Stored data:
[BEGIN]

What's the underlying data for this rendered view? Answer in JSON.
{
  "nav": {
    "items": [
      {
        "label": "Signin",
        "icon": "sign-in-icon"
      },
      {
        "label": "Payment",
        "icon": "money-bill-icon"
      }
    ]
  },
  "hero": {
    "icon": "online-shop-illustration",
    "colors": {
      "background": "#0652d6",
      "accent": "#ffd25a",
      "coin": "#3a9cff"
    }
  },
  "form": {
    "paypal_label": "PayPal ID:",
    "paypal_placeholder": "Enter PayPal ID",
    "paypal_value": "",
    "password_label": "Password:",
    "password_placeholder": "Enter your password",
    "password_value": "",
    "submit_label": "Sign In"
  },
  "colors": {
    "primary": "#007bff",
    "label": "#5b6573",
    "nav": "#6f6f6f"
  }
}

[END]

The exercise:
Repeat the records above exactly, leaving none out.

Output for this exercise:
What's the underlying data for this rendered view? Answer in JSON.
{
  "nav": {
    "items": [
      {
        "label": "Signin",
        "icon": "sign-in-icon"
      },
      {
        "label": "Payment",
        "icon": "money-bill-icon"
      }
    ]
  },
  "hero": {
    "icon": "online-shop-illustration",
    "colors": {
      "background": "#0652d6",
      "accent": "#ffd25a",
      "coin": "#3a9cff"
    }
  },
  "form": {
    "paypal_label": "PayPal ID:",
    "paypal_placeholder": "Enter PayPal ID",
    "paypal_value": "",
    "password_label": "Password:",
    "password_placeholder": "Enter your password",
    "password_value": "",
    "submit_label": "Sign In"
  },
  "colors": {
    "primary": "#007bff",
    "label": "#5b6573",
    "nav": "#6f6f6f"
  }
}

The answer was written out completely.